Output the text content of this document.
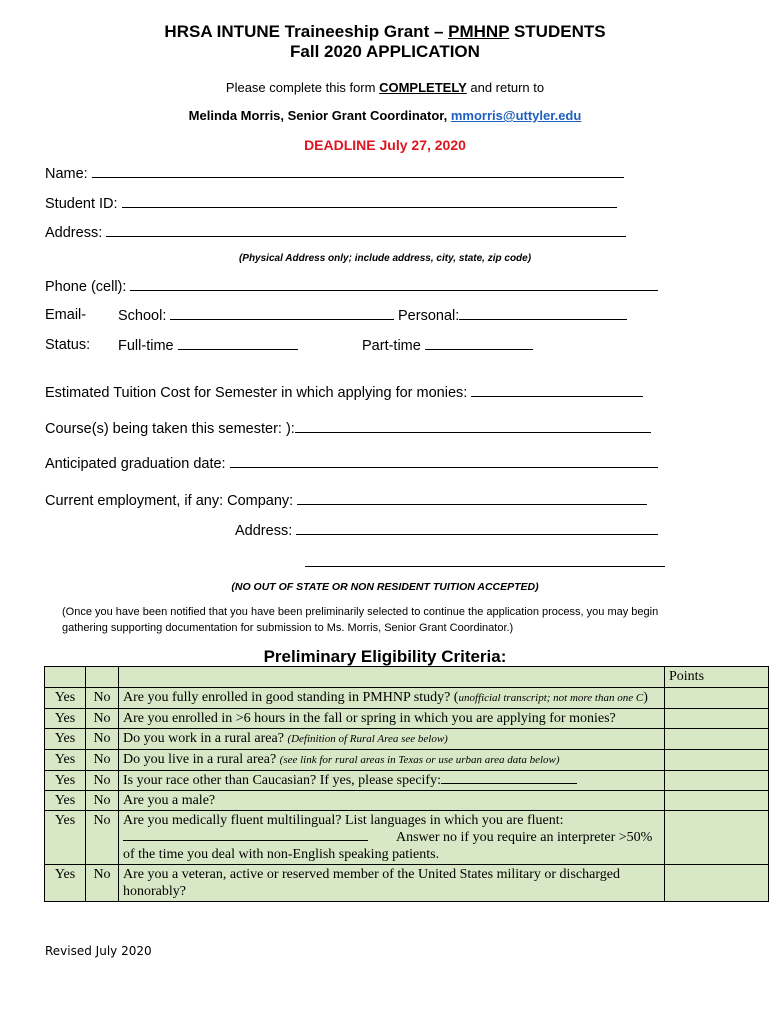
HRSA INTUNE Traineeship Grant – PMHNP STUDENTS
Fall 2020 APPLICATION
Please complete this form COMPLETELY and return to
Melinda Morris, Senior Grant Coordinator, mmorris@uttyler.edu
DEADLINE July 27, 2020
Name:
Student ID:
Address:
(Physical Address only; include address, city, state, zip code)
Phone (cell):
Email- School:	Personal:
Status: Full-time	Part-time
Estimated Tuition Cost for Semester in which applying for monies:
Course(s) being taken this semester: ):
Anticipated graduation date:
Current employment, if any: Company:
Address:
(NO OUT OF STATE OR NON RESIDENT TUITION ACCEPTED)
(Once you have been notified that you have been preliminarily selected to continue the application process, you may begin gathering supporting documentation for submission to Ms. Morris, Senior Grant Coordinator.)
Preliminary Eligibility Criteria:
			Points
Yes	No	Are you fully enrolled in good standing in PMHNP study? (unofficial transcript; not more than one C)	
Yes	No	Are you enrolled in >6 hours in the fall or spring in which you are applying for monies?	
Yes	No	Do you work in a rural area? (Definition of Rural Area see below)	
Yes	No	Do you live in a rural area? (see link for rural areas in Texas or use urban area data below)	
Yes	No	Is your race other than Caucasian? If yes, please specify:	
Yes	No	Are you a male?	
Yes	No	Are you medically fluent multilingual? List languages in which you are fluent:        Answer no if you require an interpreter >50% of the time you deal with non-English speaking patients.	
Yes	No	Are you a veteran, active or reserved member of the United States military or discharged honorably?	
Revised July 2020
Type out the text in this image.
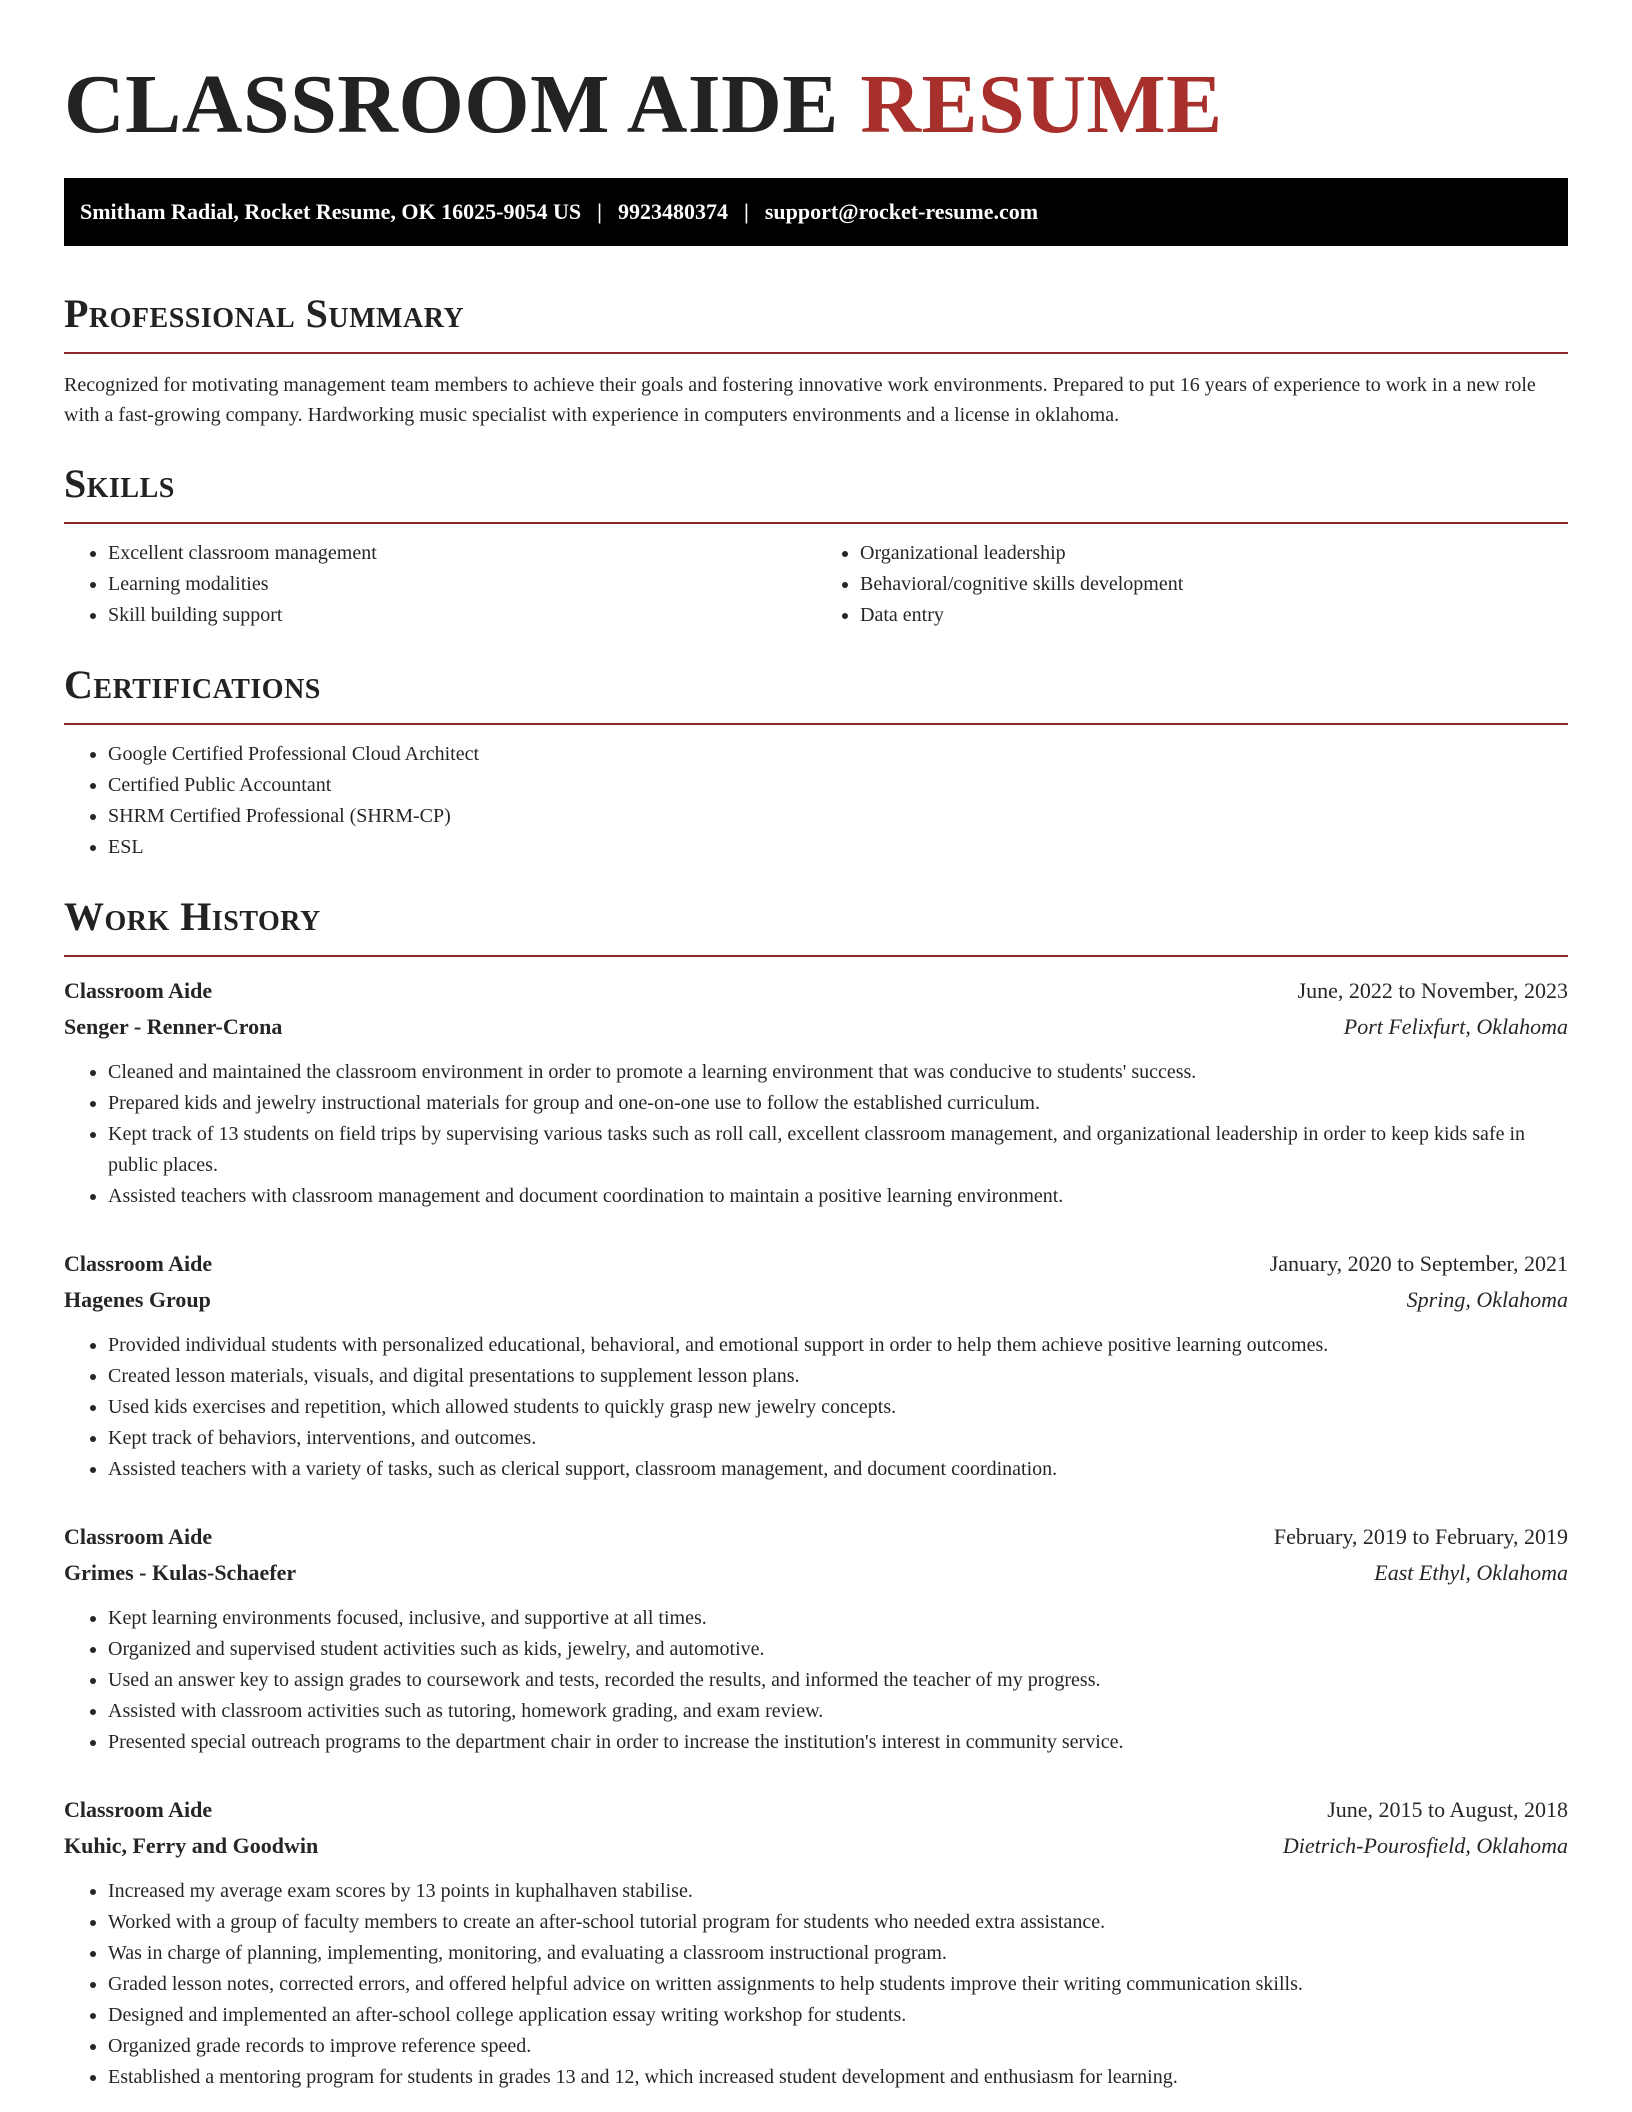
CLASSROOM AIDE RESUME
Smitham Radial, Rocket Resume, OK 16025-9054 US | 9923480374 | support@rocket-resume.com
Professional Summary

Recognized for motivating management team members to achieve their goals and fostering innovative work environments. Prepared to put 16 years of experience to work in a new role with a fast-growing company. Hardworking music specialist with experience in computers environments and a license in oklahoma.

Skills
• Excellent classroom management
• Learning modalities
• Skill building support
• Organizational leadership
• Behavioral/cognitive skills development
• Data entry
Certifications
• Google Certified Professional Cloud Architect
• Certified Public Accountant
• SHRM Certified Professional (SHRM-CP)
• ESL
Work History
Classroom Aide	June, 2022 to November, 2023
Senger - Renner-Crona	Port Felixfurt, Oklahoma
• Cleaned and maintained the classroom environment in order to promote a learning environment that was conducive to students' success.
• Prepared kids and jewelry instructional materials for group and one-on-one use to follow the established curriculum.
• Kept track of 13 students on field trips by supervising various tasks such as roll call, excellent classroom management, and organizational leadership in order to keep kids safe in public places.
• Assisted teachers with classroom management and document coordination to maintain a positive learning environment.
Classroom Aide	January, 2020 to September, 2021
Hagenes Group	Spring, Oklahoma
• Provided individual students with personalized educational, behavioral, and emotional support in order to help them achieve positive learning outcomes.
• Created lesson materials, visuals, and digital presentations to supplement lesson plans.
• Used kids exercises and repetition, which allowed students to quickly grasp new jewelry concepts.
• Kept track of behaviors, interventions, and outcomes.
• Assisted teachers with a variety of tasks, such as clerical support, classroom management, and document coordination.
Classroom Aide	February, 2019 to February, 2019
Grimes - Kulas-Schaefer	East Ethyl, Oklahoma
• Kept learning environments focused, inclusive, and supportive at all times.
• Organized and supervised student activities such as kids, jewelry, and automotive.
• Used an answer key to assign grades to coursework and tests, recorded the results, and informed the teacher of my progress.
• Assisted with classroom activities such as tutoring, homework grading, and exam review.
• Presented special outreach programs to the department chair in order to increase the institution's interest in community service.
Classroom Aide	June, 2015 to August, 2018
Kuhic, Ferry and Goodwin	Dietrich-Pourosfield, Oklahoma
• Increased my average exam scores by 13 points in kuphalhaven stabilise.
• Worked with a group of faculty members to create an after-school tutorial program for students who needed extra assistance.
• Was in charge of planning, implementing, monitoring, and evaluating a classroom instructional program.
• Graded lesson notes, corrected errors, and offered helpful advice on written assignments to help students improve their writing communication skills.
• Designed and implemented an after-school college application essay writing workshop for students.
• Organized grade records to improve reference speed.
• Established a mentoring program for students in grades 13 and 12, which increased student development and enthusiasm for learning.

* * *

__The problem__
Whenever a line above includes the string "Morris", copy it.

__Response to the task__
Melinda Morris, Senior Grant Coordinator, mmorris@uttyler.edu
(Once you have been notified that you have been preliminarily selected to continue the application process, you may begin gathering supporting documentation for submission to Ms. Morris, Senior Grant Coordinator.)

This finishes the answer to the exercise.